* WHAT THE EXERCISE ASKS
Report the count of lines where the string "Одежда" appears, and nothing else.

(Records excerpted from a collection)
▼
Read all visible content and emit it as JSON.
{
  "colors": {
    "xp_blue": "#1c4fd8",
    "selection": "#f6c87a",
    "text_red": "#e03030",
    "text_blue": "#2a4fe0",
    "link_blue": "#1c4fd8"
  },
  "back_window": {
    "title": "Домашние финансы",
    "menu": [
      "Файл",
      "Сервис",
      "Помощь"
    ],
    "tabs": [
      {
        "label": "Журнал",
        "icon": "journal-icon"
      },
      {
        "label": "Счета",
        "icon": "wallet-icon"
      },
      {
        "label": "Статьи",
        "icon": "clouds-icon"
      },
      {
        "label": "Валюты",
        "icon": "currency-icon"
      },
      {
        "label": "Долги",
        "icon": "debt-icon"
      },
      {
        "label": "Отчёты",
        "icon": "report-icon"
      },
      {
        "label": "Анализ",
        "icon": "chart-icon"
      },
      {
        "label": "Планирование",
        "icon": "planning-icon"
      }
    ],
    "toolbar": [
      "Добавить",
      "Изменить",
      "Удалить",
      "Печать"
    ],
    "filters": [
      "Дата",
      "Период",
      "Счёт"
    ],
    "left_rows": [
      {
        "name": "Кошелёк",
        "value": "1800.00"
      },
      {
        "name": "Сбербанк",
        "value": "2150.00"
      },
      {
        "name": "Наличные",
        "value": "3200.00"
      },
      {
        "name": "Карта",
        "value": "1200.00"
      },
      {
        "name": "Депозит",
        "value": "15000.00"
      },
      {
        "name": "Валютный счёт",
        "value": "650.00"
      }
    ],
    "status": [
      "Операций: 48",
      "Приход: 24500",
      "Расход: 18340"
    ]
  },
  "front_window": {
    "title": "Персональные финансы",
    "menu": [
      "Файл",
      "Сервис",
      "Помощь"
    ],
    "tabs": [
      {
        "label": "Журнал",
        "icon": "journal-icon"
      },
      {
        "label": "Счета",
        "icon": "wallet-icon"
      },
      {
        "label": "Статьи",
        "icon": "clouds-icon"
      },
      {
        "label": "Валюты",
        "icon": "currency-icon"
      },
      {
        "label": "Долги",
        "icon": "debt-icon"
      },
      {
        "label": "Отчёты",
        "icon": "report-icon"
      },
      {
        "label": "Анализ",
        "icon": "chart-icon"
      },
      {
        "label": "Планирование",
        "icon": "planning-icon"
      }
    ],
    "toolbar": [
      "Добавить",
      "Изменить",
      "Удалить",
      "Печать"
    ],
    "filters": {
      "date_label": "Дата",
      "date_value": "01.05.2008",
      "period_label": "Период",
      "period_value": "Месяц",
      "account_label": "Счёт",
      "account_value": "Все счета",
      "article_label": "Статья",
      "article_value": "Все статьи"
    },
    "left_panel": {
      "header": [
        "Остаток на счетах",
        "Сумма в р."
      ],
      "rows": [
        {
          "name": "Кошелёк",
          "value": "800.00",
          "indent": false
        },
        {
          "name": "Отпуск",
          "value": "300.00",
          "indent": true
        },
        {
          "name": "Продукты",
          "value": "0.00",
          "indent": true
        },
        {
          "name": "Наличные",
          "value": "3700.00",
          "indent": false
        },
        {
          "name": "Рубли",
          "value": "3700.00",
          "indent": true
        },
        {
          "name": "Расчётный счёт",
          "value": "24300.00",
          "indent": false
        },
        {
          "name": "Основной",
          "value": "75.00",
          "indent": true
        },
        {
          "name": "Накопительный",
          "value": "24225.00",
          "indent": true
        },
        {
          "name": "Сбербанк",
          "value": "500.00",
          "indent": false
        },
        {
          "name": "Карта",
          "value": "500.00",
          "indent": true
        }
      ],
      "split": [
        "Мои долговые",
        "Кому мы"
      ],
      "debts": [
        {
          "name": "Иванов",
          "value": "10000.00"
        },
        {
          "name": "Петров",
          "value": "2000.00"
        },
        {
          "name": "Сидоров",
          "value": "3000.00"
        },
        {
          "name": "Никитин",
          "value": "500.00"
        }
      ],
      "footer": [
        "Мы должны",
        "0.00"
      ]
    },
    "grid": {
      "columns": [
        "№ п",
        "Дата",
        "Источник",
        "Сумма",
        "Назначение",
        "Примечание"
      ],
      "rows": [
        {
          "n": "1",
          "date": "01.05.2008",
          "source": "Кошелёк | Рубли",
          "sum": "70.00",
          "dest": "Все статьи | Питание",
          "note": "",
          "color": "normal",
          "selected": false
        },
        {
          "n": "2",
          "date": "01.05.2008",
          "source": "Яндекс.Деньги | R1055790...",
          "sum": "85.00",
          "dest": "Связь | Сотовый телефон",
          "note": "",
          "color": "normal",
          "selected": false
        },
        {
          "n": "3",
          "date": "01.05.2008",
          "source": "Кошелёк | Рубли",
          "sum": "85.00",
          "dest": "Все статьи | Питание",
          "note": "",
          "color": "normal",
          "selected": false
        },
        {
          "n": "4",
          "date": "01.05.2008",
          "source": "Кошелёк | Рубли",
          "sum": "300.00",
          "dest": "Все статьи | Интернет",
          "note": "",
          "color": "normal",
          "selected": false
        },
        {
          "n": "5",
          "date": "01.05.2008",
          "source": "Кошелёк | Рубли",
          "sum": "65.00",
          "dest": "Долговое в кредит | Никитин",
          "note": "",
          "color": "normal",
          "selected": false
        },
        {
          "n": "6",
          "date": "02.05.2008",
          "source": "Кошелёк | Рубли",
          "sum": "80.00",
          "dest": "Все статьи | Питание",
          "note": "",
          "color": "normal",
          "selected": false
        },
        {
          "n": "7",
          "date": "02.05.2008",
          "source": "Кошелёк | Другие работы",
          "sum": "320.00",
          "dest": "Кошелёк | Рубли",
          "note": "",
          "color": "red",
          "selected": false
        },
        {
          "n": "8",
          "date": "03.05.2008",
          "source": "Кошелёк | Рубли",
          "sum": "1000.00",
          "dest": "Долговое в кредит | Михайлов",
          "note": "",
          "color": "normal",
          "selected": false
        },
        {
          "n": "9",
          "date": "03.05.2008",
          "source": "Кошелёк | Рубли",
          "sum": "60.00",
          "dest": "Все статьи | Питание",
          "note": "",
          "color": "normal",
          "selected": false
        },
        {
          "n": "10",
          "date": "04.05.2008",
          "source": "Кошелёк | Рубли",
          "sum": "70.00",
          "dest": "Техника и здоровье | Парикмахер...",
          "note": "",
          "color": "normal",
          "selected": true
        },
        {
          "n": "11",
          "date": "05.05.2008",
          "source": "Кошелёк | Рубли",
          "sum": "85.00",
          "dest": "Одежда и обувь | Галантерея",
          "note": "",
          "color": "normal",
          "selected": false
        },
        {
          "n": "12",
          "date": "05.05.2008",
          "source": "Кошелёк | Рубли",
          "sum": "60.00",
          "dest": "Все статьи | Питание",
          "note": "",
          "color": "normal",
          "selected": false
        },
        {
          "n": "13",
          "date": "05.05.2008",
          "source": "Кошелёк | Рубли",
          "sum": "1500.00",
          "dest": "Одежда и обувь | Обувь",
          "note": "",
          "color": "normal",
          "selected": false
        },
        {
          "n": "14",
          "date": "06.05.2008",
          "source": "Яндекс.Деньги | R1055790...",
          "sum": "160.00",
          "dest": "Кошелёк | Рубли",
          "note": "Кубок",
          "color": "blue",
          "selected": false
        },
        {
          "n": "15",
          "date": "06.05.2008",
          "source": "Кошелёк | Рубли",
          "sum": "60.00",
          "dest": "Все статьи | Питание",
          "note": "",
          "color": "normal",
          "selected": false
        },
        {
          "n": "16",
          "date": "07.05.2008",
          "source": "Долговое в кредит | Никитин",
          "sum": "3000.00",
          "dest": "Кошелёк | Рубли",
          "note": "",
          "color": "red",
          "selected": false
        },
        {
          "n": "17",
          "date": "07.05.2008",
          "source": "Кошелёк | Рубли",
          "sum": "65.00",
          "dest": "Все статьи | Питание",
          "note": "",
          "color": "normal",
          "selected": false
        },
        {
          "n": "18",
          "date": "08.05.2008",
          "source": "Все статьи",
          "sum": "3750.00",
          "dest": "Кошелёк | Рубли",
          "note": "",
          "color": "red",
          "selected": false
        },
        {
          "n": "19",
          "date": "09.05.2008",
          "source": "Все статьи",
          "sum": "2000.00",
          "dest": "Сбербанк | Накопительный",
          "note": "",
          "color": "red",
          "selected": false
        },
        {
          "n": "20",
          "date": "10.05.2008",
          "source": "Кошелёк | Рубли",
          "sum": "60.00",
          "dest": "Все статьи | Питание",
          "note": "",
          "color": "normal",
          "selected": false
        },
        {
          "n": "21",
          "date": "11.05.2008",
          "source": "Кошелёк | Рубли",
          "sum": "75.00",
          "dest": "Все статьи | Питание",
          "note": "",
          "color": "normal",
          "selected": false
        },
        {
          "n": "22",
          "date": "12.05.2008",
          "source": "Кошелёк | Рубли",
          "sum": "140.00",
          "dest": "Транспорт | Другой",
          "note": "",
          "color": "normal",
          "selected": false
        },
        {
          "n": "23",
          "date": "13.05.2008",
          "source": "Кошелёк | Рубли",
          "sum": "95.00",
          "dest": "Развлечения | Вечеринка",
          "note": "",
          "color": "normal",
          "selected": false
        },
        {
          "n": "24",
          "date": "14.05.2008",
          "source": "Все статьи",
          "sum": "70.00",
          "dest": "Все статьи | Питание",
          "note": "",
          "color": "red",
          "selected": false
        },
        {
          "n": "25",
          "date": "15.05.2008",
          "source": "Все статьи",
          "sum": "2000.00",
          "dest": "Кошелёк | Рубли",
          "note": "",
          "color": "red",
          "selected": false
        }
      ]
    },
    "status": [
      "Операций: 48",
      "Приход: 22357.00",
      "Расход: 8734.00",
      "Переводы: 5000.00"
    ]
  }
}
▲
* RESULT FOR THIS EXERCISE
2